EXERCISE INSTRUCTIONS –
Which lines hold the word "Skandinaviska"? Show each of them.

━━ EXTRACTED INFORMATION ━━

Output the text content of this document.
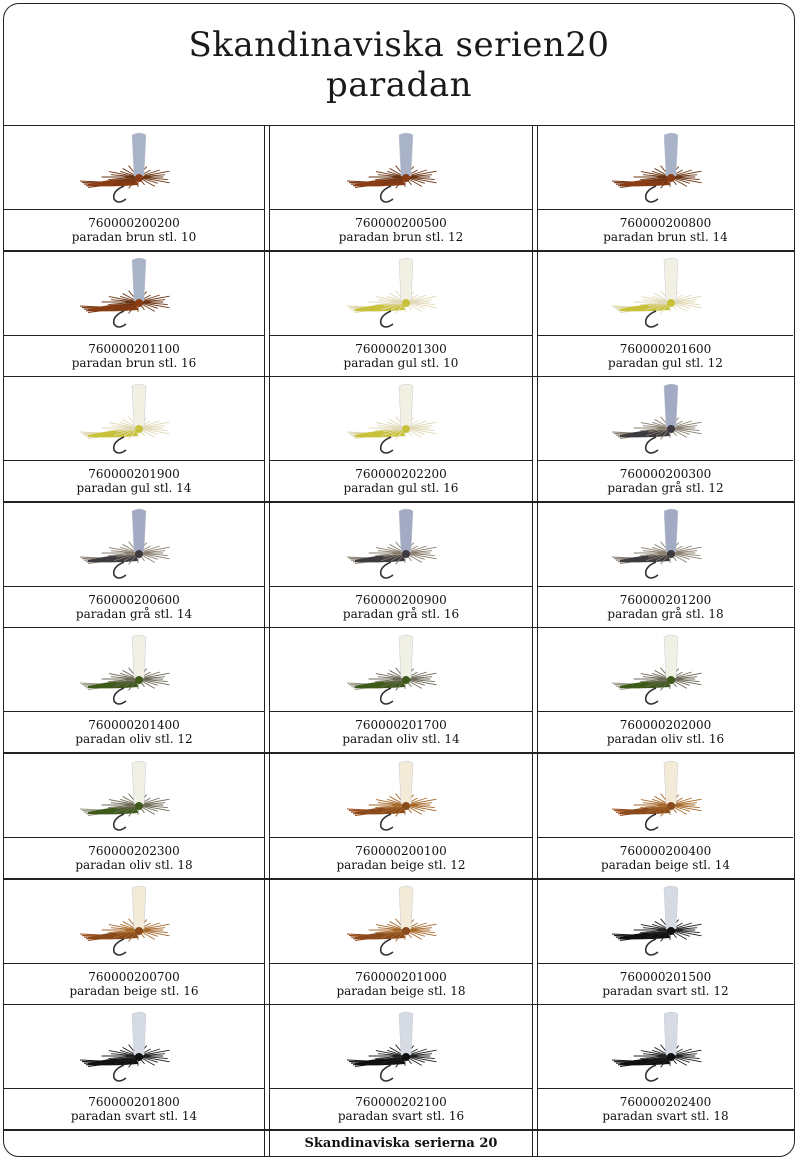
Skandinaviska serien20
paradan
760000200200
paradan brun stl. 10
760000200500
paradan brun stl. 12
760000200800
paradan brun stl. 14
760000201100
paradan brun stl. 16
760000201300
paradan gul stl. 10
760000201600
paradan gul stl. 12
760000201900
paradan gul stl. 14
760000202200
paradan gul stl. 16
760000200300
paradan grå stl. 12
760000200600
paradan grå stl. 14
760000200900
paradan grå stl. 16
760000201200
paradan grå stl. 18
760000201400
paradan oliv stl. 12
760000201700
paradan oliv stl. 14
760000202000
paradan oliv stl. 16
760000202300
paradan oliv stl. 18
760000200100
paradan beige stl. 12
760000200400
paradan beige stl. 14
760000200700
paradan beige stl. 16
760000201000
paradan beige stl. 18
760000201500
paradan svart stl. 12
760000201800
paradan svart stl. 14
760000202100
paradan svart stl. 16
760000202400
paradan svart stl. 18
Skandinaviska serierna 20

━━━

PROBLEM SOLUTION –
Skandinaviska serien20
Skandinaviska serierna 20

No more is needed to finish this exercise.